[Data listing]
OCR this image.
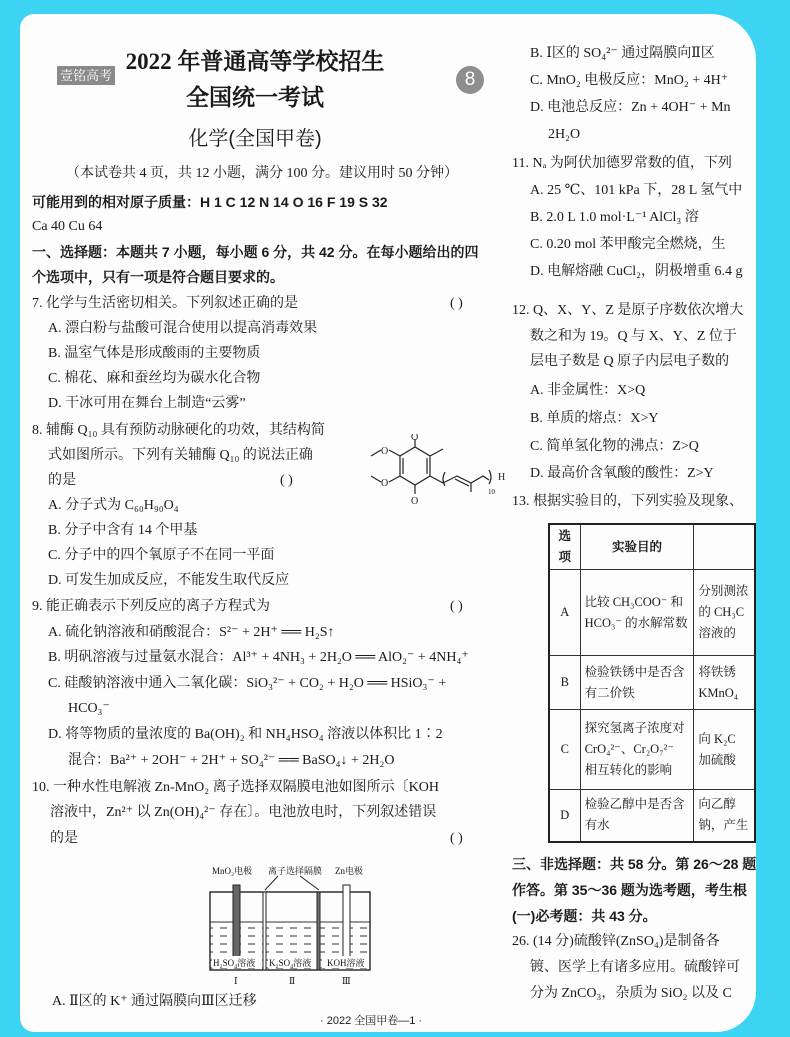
壹铭高考
2022 年普通高等学校招生
全国统一考试
8
化学(全国甲卷)
（本试卷共 4 页，共 12 小题，满分 100 分。建议用时 50 分钟）
可能用到的相对原子质量：H 1 C 12 N 14 O 16 F 19 S 32
Ca 40 Cu 64
一、选择题：本题共 7 小题，每小题 6 分，共 42 分。在每小题给出的四
个选项中，只有一项是符合题目要求的。
7. 化学与生活密切相关。下列叙述正确的是
A. 漂白粉与盐酸可混合使用以提高消毒效果
B. 温室气体是形成酸雨的主要物质
C. 棉花、麻和蚕丝均为碳水化合物
D. 干冰可用在舞台上制造“云雾”
8. 辅酶 Q₁₀ 具有预防动脉硬化的功效，其结构简
式如图所示。下列有关辅酶 Q₁₀ 的说法正确
的是
A. 分子式为 C₆₀H₉₀O₄
B. 分子中含有 14 个甲基
C. 分子中的四个氧原子不在同一平面
D. 可发生加成反应，不能发生取代反应
9. 能正确表示下列反应的离子方程式为
A. 硫化钠溶液和硝酸混合：S²⁻ + 2H⁺ ══ H₂S↑
B. 明矾溶液与过量氨水混合：Al³⁺ + 4NH₃ + 2H₂O ══ AlO₂⁻ + 4NH₄⁺
C. 硅酸钠溶液中通入二氧化碳：SiO₃²⁻ + CO₂ + H₂O ══ HSiO₃⁻ +
HCO₃⁻
D. 将等物质的量浓度的 Ba(OH)₂ 和 NH₄HSO₄ 溶液以体积比 1∶2
混合：Ba²⁺ + 2OH⁻ + 2H⁺ + SO₄²⁻ ══ BaSO₄↓ + 2H₂O
10. 一种水性电解液 Zn-MnO₂ 离子选择双隔膜电池如图所示〔KOH
溶液中，Zn²⁺ 以 Zn(OH)₄²⁻ 存在〕。电池放电时，下列叙述错误
的是
A. Ⅱ区的 K⁺ 通过隔膜向Ⅲ区迁移
B. Ⅰ区的 SO₄²⁻ 通过隔膜向Ⅱ区
C. MnO₂ 电极反应：MnO₂ + 4H⁺
D. 电池总反应：Zn + 4OH⁻ + Mn
2H₂O
11. Nₐ 为阿伏加德罗常数的值，下列
A. 25 ℃、101 kPa 下，28 L 氢气中
B. 2.0 L 1.0 mol·L⁻¹ AlCl₃ 溶
C. 0.20 mol 苯甲酸完全燃烧，生
D. 电解熔融 CuCl₂，阴极增重 6.4 g
12. Q、X、Y、Z 是原子序数依次增大
数之和为 19。Q 与 X、Y、Z 位于
层电子数是 Q 原子内层电子数的
A. 非金属性：X>Q
B. 单质的熔点：X>Y
C. 简单氢化物的沸点：Z>Q
D. 最高价含氧酸的酸性：Z>Y
13. 根据实验目的，下列实验及现象、
三、非选择题：共 58 分。第 26～28 题
作答。第 35～36 题为选考题，考生根
(一)必考题：共 43 分。
26. (14 分)硫酸锌(ZnSO₄)是制备各
镀、医学上有诸多应用。硫酸锌可
分为 ZnCO₃，杂质为 SiO₂ 以及 C
( )
( )
( )
( )
O
O
O
O
H
10
MnO₂电极 离子选择隔膜 Zn电极
H₂SO₄溶液 K₂SO₄溶液 KOH溶液
Ⅰ	Ⅱ	Ⅲ
选项	实验目的	
A	比较 CH₃COO⁻ 和 HCO₃⁻ 的水解常数	分别测浓 的 CH₃C 溶液的
B	检验铁锈中是否含有二价铁	将铁锈 KMnO₄
C	探究氢离子浓度对 CrO₄²⁻、Cr₂O₇²⁻ 相互转化的影响	向 K₂C 加硫酸
D	检验乙醇中是否含有水	向乙醇 钠，产生
· 2022 全国甲卷—1 ·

Objective ▸
Return the lines of the records that include the string "SO₄²".

Response ▸
混合：Ba²⁺ + 2OH⁻ + 2H⁺ + SO₄²⁻ ══ BaSO₄↓ + 2H₂O
B. Ⅰ区的 SO₄²⁻ 通过隔膜向Ⅱ区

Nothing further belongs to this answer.